[Stated problem] Every line in the listing is to be echoed verbatim.

══ Data supplied ══

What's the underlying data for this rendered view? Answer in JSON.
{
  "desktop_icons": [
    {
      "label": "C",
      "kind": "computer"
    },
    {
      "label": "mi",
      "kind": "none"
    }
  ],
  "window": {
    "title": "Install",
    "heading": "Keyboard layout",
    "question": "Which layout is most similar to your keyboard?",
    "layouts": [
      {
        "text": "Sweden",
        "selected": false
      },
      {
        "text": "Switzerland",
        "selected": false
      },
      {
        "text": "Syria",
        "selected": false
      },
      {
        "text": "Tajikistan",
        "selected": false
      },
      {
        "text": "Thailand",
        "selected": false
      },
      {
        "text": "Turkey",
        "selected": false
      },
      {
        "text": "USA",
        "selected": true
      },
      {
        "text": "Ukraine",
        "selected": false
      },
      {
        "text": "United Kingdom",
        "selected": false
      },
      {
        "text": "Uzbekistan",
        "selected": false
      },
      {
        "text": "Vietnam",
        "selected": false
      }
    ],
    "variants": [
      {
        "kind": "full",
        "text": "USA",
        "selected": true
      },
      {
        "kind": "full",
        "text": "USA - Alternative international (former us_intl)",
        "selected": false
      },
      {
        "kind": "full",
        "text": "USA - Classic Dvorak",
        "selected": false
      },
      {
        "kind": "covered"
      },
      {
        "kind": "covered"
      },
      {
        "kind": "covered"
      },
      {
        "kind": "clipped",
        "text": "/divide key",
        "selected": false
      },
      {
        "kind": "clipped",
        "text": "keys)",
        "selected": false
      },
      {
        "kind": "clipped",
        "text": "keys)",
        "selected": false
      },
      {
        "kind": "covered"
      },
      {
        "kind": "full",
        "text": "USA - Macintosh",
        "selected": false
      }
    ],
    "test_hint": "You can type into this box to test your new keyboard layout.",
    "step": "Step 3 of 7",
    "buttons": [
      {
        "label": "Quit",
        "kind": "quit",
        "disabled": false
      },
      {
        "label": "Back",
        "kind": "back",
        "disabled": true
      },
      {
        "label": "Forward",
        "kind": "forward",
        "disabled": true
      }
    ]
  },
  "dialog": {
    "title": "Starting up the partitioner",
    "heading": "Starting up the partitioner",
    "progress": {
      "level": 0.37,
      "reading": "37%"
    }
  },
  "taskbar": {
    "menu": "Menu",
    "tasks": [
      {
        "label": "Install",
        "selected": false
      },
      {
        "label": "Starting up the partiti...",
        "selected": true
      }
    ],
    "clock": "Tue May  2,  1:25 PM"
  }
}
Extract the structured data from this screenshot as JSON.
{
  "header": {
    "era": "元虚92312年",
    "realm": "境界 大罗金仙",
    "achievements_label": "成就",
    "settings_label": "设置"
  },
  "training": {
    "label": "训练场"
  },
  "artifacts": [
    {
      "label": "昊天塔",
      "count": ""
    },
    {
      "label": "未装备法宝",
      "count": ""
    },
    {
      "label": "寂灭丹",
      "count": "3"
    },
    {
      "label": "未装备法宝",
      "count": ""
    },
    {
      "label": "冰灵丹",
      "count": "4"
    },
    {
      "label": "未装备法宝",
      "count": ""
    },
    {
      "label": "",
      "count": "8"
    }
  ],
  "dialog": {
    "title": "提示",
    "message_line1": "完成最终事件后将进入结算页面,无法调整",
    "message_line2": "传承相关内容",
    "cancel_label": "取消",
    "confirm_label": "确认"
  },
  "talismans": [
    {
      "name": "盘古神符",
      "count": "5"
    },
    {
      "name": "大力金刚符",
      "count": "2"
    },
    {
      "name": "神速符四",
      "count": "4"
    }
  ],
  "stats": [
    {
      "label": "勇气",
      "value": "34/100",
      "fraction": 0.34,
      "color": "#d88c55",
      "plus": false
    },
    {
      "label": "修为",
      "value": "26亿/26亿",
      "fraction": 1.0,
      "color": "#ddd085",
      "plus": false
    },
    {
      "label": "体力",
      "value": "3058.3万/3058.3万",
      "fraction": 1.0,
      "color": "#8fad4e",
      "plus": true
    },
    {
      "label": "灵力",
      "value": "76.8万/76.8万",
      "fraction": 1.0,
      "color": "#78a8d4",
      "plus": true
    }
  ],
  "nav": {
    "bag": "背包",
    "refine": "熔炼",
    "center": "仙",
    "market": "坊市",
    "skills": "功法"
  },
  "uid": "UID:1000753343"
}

═══

[Solution]
What's the underlying data for this rendered view? Answer in JSON.
{
  "desktop_icons": [
    {
      "label": "C",
      "kind": "computer"
    },
    {
      "label": "mi",
      "kind": "none"
    }
  ],
  "window": {
    "title": "Install",
    "heading": "Keyboard layout",
    "question": "Which layout is most similar to your keyboard?",
    "layouts": [
      {
        "text": "Sweden",
        "selected": false
      },
      {
        "text": "Switzerland",
        "selected": false
      },
      {
        "text": "Syria",
        "selected": false
      },
      {
        "text": "Tajikistan",
        "selected": false
      },
      {
        "text": "Thailand",
        "selected": false
      },
      {
        "text": "Turkey",
        "selected": false
      },
      {
        "text": "USA",
        "selected": true
      },
      {
        "text": "Ukraine",
        "selected": false
      },
      {
        "text": "United Kingdom",
        "selected": false
      },
      {
        "text": "Uzbekistan",
        "selected": false
      },
      {
        "text": "Vietnam",
        "selected": false
      }
    ],
    "variants": [
      {
        "kind": "full",
        "text": "USA",
        "selected": true
      },
      {
        "kind": "full",
        "text": "USA - Alternative international (former us_intl)",
        "selected": false
      },
      {
        "kind": "full",
        "text": "USA - Classic Dvorak",
        "selected": false
      },
      {
        "kind": "covered"
      },
      {
        "kind": "covered"
      },
      {
        "kind": "covered"
      },
      {
        "kind": "clipped",
        "text": "/divide key",
        "selected": false
      },
      {
        "kind": "clipped",
        "text": "keys)",
        "selected": false
      },
      {
        "kind": "clipped",
        "text": "keys)",
        "selected": false
      },
      {
        "kind": "covered"
      },
      {
        "kind": "full",
        "text": "USA - Macintosh",
        "selected": false
      }
    ],
    "test_hint": "You can type into this box to test your new keyboard layout.",
    "step": "Step 3 of 7",
    "buttons": [
      {
        "label": "Quit",
        "kind": "quit",
        "disabled": false
      },
      {
        "label": "Back",
        "kind": "back",
        "disabled": true
      },
      {
        "label": "Forward",
        "kind": "forward",
        "disabled": true
      }
    ]
  },
  "dialog": {
    "title": "Starting up the partitioner",
    "heading": "Starting up the partitioner",
    "progress": {
      "level": 0.37,
      "reading": "37%"
    }
  },
  "taskbar": {
    "menu": "Menu",
    "tasks": [
      {
        "label": "Install",
        "selected": false
      },
      {
        "label": "Starting up the partiti...",
        "selected": true
      }
    ],
    "clock": "Tue May  2,  1:25 PM"
  }
}
Extract the structured data from this screenshot as JSON.
{
  "header": {
    "era": "元虚92312年",
    "realm": "境界 大罗金仙",
    "achievements_label": "成就",
    "settings_label": "设置"
  },
  "training": {
    "label": "训练场"
  },
  "artifacts": [
    {
      "label": "昊天塔",
      "count": ""
    },
    {
      "label": "未装备法宝",
      "count": ""
    },
    {
      "label": "寂灭丹",
      "count": "3"
    },
    {
      "label": "未装备法宝",
      "count": ""
    },
    {
      "label": "冰灵丹",
      "count": "4"
    },
    {
      "label": "未装备法宝",
      "count": ""
    },
    {
      "label": "",
      "count": "8"
    }
  ],
  "dialog": {
    "title": "提示",
    "message_line1": "完成最终事件后将进入结算页面,无法调整",
    "message_line2": "传承相关内容",
    "cancel_label": "取消",
    "confirm_label": "确认"
  },
  "talismans": [
    {
      "name": "盘古神符",
      "count": "5"
    },
    {
      "name": "大力金刚符",
      "count": "2"
    },
    {
      "name": "神速符四",
      "count": "4"
    }
  ],
  "stats": [
    {
      "label": "勇气",
      "value": "34/100",
      "fraction": 0.34,
      "color": "#d88c55",
      "plus": false
    },
    {
      "label": "修为",
      "value": "26亿/26亿",
      "fraction": 1.0,
      "color": "#ddd085",
      "plus": false
    },
    {
      "label": "体力",
      "value": "3058.3万/3058.3万",
      "fraction": 1.0,
      "color": "#8fad4e",
      "plus": true
    },
    {
      "label": "灵力",
      "value": "76.8万/76.8万",
      "fraction": 1.0,
      "color": "#78a8d4",
      "plus": true
    }
  ],
  "nav": {
    "bag": "背包",
    "refine": "熔炼",
    "center": "仙",
    "market": "坊市",
    "skills": "功法"
  },
  "uid": "UID:1000753343"
}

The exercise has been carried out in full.